EXERCISE REQUIREMENTS ▸
Can you write out the whole listing exactly?

(Stored data)
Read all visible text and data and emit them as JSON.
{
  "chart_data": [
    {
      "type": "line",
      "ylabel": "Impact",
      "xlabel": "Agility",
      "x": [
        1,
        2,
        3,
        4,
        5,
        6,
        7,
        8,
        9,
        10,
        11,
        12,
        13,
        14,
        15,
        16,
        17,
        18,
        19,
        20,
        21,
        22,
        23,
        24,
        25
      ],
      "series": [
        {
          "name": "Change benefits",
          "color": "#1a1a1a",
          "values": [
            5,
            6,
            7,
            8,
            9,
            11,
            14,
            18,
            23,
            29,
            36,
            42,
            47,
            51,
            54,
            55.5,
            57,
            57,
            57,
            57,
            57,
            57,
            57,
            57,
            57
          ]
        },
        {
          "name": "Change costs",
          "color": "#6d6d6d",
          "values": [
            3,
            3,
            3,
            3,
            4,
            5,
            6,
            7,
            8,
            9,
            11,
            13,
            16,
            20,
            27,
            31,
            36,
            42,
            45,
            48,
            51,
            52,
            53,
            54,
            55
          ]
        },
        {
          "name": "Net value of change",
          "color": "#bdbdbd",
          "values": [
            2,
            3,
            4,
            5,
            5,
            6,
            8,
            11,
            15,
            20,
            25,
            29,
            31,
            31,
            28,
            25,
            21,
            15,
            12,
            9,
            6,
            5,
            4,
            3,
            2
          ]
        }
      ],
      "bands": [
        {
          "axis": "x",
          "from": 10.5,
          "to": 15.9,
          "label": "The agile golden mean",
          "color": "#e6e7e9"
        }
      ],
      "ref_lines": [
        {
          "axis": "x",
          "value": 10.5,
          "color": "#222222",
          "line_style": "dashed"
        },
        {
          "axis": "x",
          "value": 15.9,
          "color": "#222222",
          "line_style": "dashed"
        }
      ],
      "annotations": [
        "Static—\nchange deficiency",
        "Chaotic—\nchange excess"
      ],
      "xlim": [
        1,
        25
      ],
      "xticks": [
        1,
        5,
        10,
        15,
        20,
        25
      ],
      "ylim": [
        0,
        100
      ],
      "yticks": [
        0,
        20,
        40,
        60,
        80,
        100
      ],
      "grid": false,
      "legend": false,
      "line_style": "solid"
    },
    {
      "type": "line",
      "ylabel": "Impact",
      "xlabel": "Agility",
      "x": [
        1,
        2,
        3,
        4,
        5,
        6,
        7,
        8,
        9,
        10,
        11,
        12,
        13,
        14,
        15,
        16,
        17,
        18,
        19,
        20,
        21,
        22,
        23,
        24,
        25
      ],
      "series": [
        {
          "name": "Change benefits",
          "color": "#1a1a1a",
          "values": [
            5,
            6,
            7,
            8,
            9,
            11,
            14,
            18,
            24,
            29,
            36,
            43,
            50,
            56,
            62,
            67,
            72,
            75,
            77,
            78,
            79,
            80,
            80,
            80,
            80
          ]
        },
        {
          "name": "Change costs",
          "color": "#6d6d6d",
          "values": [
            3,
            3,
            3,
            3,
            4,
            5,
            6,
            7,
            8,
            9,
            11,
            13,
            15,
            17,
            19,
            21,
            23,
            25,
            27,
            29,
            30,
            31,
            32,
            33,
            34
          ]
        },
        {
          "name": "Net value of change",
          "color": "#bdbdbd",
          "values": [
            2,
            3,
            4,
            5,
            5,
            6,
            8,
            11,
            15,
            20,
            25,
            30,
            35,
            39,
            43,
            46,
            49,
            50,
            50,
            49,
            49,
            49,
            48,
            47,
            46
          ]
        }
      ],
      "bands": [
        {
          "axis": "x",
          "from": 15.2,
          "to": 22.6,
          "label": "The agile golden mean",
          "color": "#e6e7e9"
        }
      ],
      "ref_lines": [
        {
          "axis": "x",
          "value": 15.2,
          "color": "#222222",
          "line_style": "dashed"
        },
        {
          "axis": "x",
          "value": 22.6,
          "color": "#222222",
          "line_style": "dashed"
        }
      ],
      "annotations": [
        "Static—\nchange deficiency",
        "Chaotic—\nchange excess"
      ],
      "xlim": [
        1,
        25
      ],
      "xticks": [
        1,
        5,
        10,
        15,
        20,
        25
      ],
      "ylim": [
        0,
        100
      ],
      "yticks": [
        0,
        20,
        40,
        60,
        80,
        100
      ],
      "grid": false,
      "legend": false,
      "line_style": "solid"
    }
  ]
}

THE SOLUTION ▸
Read all visible text and data and emit them as JSON.
{
  "chart_data": [
    {
      "type": "line",
      "ylabel": "Impact",
      "xlabel": "Agility",
      "x": [
        1,
        2,
        3,
        4,
        5,
        6,
        7,
        8,
        9,
        10,
        11,
        12,
        13,
        14,
        15,
        16,
        17,
        18,
        19,
        20,
        21,
        22,
        23,
        24,
        25
      ],
      "series": [
        {
          "name": "Change benefits",
          "color": "#1a1a1a",
          "values": [
            5,
            6,
            7,
            8,
            9,
            11,
            14,
            18,
            23,
            29,
            36,
            42,
            47,
            51,
            54,
            55.5,
            57,
            57,
            57,
            57,
            57,
            57,
            57,
            57,
            57
          ]
        },
        {
          "name": "Change costs",
          "color": "#6d6d6d",
          "values": [
            3,
            3,
            3,
            3,
            4,
            5,
            6,
            7,
            8,
            9,
            11,
            13,
            16,
            20,
            27,
            31,
            36,
            42,
            45,
            48,
            51,
            52,
            53,
            54,
            55
          ]
        },
        {
          "name": "Net value of change",
          "color": "#bdbdbd",
          "values": [
            2,
            3,
            4,
            5,
            5,
            6,
            8,
            11,
            15,
            20,
            25,
            29,
            31,
            31,
            28,
            25,
            21,
            15,
            12,
            9,
            6,
            5,
            4,
            3,
            2
          ]
        }
      ],
      "bands": [
        {
          "axis": "x",
          "from": 10.5,
          "to": 15.9,
          "label": "The agile golden mean",
          "color": "#e6e7e9"
        }
      ],
      "ref_lines": [
        {
          "axis": "x",
          "value": 10.5,
          "color": "#222222",
          "line_style": "dashed"
        },
        {
          "axis": "x",
          "value": 15.9,
          "color": "#222222",
          "line_style": "dashed"
        }
      ],
      "annotations": [
        "Static—\nchange deficiency",
        "Chaotic—\nchange excess"
      ],
      "xlim": [
        1,
        25
      ],
      "xticks": [
        1,
        5,
        10,
        15,
        20,
        25
      ],
      "ylim": [
        0,
        100
      ],
      "yticks": [
        0,
        20,
        40,
        60,
        80,
        100
      ],
      "grid": false,
      "legend": false,
      "line_style": "solid"
    },
    {
      "type": "line",
      "ylabel": "Impact",
      "xlabel": "Agility",
      "x": [
        1,
        2,
        3,
        4,
        5,
        6,
        7,
        8,
        9,
        10,
        11,
        12,
        13,
        14,
        15,
        16,
        17,
        18,
        19,
        20,
        21,
        22,
        23,
        24,
        25
      ],
      "series": [
        {
          "name": "Change benefits",
          "color": "#1a1a1a",
          "values": [
            5,
            6,
            7,
            8,
            9,
            11,
            14,
            18,
            24,
            29,
            36,
            43,
            50,
            56,
            62,
            67,
            72,
            75,
            77,
            78,
            79,
            80,
            80,
            80,
            80
          ]
        },
        {
          "name": "Change costs",
          "color": "#6d6d6d",
          "values": [
            3,
            3,
            3,
            3,
            4,
            5,
            6,
            7,
            8,
            9,
            11,
            13,
            15,
            17,
            19,
            21,
            23,
            25,
            27,
            29,
            30,
            31,
            32,
            33,
            34
          ]
        },
        {
          "name": "Net value of change",
          "color": "#bdbdbd",
          "values": [
            2,
            3,
            4,
            5,
            5,
            6,
            8,
            11,
            15,
            20,
            25,
            30,
            35,
            39,
            43,
            46,
            49,
            50,
            50,
            49,
            49,
            49,
            48,
            47,
            46
          ]
        }
      ],
      "bands": [
        {
          "axis": "x",
          "from": 15.2,
          "to": 22.6,
          "label": "The agile golden mean",
          "color": "#e6e7e9"
        }
      ],
      "ref_lines": [
        {
          "axis": "x",
          "value": 15.2,
          "color": "#222222",
          "line_style": "dashed"
        },
        {
          "axis": "x",
          "value": 22.6,
          "color": "#222222",
          "line_style": "dashed"
        }
      ],
      "annotations": [
        "Static—\nchange deficiency",
        "Chaotic—\nchange excess"
      ],
      "xlim": [
        1,
        25
      ],
      "xticks": [
        1,
        5,
        10,
        15,
        20,
        25
      ],
      "ylim": [
        0,
        100
      ],
      "yticks": [
        0,
        20,
        40,
        60,
        80,
        100
      ],
      "grid": false,
      "legend": false,
      "line_style": "solid"
    }
  ]
}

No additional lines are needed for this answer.